REQUIRED TASK = Scan the data below. Pull out each line where "Trophy" occurs.

────────────────

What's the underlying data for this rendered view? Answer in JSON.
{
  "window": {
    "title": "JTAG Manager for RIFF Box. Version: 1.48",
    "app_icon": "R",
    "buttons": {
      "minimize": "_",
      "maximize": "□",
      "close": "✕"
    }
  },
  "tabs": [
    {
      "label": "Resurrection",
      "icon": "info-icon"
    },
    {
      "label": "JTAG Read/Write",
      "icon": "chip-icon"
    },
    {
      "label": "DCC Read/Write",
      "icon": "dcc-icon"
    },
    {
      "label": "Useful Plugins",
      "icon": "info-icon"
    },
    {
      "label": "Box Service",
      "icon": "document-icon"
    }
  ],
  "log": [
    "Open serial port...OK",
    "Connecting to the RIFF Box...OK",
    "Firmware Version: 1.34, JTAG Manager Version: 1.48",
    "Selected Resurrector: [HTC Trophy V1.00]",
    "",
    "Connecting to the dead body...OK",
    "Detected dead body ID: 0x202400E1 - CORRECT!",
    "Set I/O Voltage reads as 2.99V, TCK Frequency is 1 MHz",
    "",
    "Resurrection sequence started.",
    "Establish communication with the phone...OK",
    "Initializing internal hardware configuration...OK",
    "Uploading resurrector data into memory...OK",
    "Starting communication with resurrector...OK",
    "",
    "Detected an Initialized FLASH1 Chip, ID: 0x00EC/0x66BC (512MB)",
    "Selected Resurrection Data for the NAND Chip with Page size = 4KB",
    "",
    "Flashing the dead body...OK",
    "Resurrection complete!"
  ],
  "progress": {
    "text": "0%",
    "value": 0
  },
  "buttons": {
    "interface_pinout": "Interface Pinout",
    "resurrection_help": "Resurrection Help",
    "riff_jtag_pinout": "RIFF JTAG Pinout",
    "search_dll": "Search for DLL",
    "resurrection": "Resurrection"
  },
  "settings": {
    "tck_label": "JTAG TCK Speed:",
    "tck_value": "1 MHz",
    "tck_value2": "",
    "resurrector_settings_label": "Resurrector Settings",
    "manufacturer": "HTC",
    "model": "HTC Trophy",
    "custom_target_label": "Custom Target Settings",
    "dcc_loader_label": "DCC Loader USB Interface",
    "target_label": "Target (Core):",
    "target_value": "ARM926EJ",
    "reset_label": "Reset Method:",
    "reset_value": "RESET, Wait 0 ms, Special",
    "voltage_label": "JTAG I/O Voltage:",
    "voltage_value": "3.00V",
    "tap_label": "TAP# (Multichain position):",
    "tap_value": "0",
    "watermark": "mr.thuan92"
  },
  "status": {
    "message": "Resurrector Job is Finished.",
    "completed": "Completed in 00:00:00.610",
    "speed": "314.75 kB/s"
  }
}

────────────────

REPLY =
    "Selected Resurrector: [HTC Trophy V1.00]",
    "model": "HTC Trophy",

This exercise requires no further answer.